Your instructions:
Please reproduce every line of the listing below verbatim.

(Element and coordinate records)
○ ○ ○ ○

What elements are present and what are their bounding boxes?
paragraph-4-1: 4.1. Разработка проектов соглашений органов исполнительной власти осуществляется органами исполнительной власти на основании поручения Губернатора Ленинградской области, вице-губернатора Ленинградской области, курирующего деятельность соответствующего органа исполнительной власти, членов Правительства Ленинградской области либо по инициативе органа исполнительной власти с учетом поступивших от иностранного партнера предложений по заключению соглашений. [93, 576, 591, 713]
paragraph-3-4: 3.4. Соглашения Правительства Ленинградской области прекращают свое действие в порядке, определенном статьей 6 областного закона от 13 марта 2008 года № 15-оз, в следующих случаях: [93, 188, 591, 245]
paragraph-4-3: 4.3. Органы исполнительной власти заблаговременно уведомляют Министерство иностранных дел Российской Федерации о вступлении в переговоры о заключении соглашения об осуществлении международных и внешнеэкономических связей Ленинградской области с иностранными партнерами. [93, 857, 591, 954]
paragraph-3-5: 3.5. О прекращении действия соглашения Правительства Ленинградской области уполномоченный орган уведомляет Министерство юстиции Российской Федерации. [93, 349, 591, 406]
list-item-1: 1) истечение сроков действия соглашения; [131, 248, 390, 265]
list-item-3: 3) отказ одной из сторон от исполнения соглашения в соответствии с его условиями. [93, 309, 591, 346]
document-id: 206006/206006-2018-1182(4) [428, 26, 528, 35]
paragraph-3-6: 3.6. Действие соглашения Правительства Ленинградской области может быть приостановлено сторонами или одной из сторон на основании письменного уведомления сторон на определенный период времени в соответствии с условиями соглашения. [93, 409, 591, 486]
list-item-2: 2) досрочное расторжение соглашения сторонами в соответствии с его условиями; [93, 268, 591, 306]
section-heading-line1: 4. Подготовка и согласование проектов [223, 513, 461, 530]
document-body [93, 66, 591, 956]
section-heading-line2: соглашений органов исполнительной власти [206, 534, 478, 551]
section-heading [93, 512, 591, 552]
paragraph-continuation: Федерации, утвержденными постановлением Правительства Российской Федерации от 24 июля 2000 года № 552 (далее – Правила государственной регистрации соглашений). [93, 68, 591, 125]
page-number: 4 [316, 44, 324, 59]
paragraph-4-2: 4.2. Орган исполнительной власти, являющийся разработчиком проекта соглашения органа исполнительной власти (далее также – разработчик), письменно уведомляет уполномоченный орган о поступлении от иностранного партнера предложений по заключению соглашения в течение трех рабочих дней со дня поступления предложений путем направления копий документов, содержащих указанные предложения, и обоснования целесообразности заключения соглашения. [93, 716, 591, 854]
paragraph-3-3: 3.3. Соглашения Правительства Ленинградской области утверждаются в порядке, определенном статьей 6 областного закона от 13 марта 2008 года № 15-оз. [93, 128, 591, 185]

○ ○ ○ ○

Result of the exercise:
What elements are present and what are their bounding boxes?
paragraph-4-1: 4.1. Разработка проектов соглашений органов исполнительной власти осуществляется органами исполнительной власти на основании поручения Губернатора Ленинградской области, вице-губернатора Ленинградской области, курирующего деятельность соответствующего органа исполнительной власти, членов Правительства Ленинградской области либо по инициативе органа исполнительной власти с учетом поступивших от иностранного партнера предложений по заключению соглашений. [93, 576, 591, 713]
paragraph-3-4: 3.4. Соглашения Правительства Ленинградской области прекращают свое действие в порядке, определенном статьей 6 областного закона от 13 марта 2008 года № 15-оз, в следующих случаях: [93, 188, 591, 245]
paragraph-4-3: 4.3. Органы исполнительной власти заблаговременно уведомляют Министерство иностранных дел Российской Федерации о вступлении в переговоры о заключении соглашения об осуществлении международных и внешнеэкономических связей Ленинградской области с иностранными партнерами. [93, 857, 591, 954]
paragraph-3-5: 3.5. О прекращении действия соглашения Правительства Ленинградской области уполномоченный орган уведомляет Министерство юстиции Российской Федерации. [93, 349, 591, 406]
list-item-1: 1) истечение сроков действия соглашения; [131, 248, 390, 265]
list-item-3: 3) отказ одной из сторон от исполнения соглашения в соответствии с его условиями. [93, 309, 591, 346]
document-id: 206006/206006-2018-1182(4) [428, 26, 528, 35]
paragraph-3-6: 3.6. Действие соглашения Правительства Ленинградской области может быть приостановлено сторонами или одной из сторон на основании письменного уведомления сторон на определенный период времени в соответствии с условиями соглашения. [93, 409, 591, 486]
list-item-2: 2) досрочное расторжение соглашения сторонами в соответствии с его условиями; [93, 268, 591, 306]
section-heading-line1: 4. Подготовка и согласование проектов [223, 513, 461, 530]
document-body [93, 66, 591, 956]
section-heading-line2: соглашений органов исполнительной власти [206, 534, 478, 551]
section-heading [93, 512, 591, 552]
paragraph-continuation: Федерации, утвержденными постановлением Правительства Российской Федерации от 24 июля 2000 года № 552 (далее – Правила государственной регистрации соглашений). [93, 68, 591, 125]
page-number: 4 [316, 44, 324, 59]
paragraph-4-2: 4.2. Орган исполнительной власти, являющийся разработчиком проекта соглашения органа исполнительной власти (далее также – разработчик), письменно уведомляет уполномоченный орган о поступлении от иностранного партнера предложений по заключению соглашения в течение трех рабочих дней со дня поступления предложений путем направления копий документов, содержащих указанные предложения, и обоснования целесообразности заключения соглашения. [93, 716, 591, 854]
paragraph-3-3: 3.3. Соглашения Правительства Ленинградской области утверждаются в порядке, определенном статьей 6 областного закона от 13 марта 2008 года № 15-оз. [93, 128, 591, 185]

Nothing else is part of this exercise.